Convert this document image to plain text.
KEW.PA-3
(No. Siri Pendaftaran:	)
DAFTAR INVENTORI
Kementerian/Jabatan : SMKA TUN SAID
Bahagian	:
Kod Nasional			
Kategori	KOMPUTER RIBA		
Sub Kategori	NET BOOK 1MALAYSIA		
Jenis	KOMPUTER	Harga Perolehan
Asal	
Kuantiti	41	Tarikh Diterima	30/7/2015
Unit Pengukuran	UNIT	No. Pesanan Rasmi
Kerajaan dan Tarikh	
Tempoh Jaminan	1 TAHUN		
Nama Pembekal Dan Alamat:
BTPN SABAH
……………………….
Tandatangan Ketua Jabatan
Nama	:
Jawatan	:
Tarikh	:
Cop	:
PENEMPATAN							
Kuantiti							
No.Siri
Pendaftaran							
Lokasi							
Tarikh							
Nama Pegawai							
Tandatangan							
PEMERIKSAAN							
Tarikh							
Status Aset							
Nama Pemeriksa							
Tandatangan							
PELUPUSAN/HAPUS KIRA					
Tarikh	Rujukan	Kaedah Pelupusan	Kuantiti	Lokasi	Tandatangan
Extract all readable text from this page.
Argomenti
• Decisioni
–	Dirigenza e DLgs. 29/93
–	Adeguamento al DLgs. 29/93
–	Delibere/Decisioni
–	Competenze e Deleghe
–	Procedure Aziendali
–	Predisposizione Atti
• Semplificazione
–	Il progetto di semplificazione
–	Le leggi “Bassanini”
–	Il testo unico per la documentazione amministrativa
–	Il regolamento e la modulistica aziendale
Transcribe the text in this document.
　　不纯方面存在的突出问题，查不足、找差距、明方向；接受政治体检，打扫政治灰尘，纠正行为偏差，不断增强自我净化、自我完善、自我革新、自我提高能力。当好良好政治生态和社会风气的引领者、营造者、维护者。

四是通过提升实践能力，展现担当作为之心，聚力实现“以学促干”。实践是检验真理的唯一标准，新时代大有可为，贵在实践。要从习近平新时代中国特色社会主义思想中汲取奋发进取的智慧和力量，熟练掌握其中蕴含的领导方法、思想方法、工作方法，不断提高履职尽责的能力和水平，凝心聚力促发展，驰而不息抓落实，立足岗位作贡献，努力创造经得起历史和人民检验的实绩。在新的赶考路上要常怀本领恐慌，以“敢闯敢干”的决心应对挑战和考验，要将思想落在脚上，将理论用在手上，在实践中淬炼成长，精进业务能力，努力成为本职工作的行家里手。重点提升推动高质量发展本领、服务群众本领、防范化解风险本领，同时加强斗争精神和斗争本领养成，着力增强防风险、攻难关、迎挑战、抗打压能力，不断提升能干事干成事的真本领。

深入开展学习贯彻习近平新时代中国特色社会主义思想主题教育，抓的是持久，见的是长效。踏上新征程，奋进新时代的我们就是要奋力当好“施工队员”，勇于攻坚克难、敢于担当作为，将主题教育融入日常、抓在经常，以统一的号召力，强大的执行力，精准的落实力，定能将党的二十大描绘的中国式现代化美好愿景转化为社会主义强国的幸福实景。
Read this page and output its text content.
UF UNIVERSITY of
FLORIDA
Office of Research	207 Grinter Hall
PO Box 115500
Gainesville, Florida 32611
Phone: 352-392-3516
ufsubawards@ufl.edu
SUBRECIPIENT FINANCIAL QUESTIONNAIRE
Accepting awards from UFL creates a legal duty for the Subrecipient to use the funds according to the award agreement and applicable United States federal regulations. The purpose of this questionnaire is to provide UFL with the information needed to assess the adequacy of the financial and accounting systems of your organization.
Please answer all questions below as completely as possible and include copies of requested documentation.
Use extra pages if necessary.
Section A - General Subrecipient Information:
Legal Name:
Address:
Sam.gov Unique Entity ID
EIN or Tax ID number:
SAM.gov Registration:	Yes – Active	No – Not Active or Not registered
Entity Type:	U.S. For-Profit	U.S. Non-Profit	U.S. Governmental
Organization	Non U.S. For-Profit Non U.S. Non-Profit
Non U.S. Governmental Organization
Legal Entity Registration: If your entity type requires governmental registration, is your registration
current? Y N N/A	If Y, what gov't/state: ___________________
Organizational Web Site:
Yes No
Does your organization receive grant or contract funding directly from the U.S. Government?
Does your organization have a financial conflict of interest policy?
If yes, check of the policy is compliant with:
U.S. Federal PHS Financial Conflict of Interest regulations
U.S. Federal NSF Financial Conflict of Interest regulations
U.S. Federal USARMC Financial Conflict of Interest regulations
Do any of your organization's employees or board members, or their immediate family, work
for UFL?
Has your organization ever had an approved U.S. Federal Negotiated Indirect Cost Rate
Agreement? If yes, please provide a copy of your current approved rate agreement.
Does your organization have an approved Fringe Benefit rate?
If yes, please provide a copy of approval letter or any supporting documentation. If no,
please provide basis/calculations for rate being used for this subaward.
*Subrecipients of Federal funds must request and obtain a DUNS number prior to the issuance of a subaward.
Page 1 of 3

- **The request**
Which lines in the data above contain "documentation"? Show each one.

- **Task answer**
Please answer all questions below as completely as possible and include copies of requested documentation.
If yes, please provide a copy of approval letter or any supporting documentation. If no,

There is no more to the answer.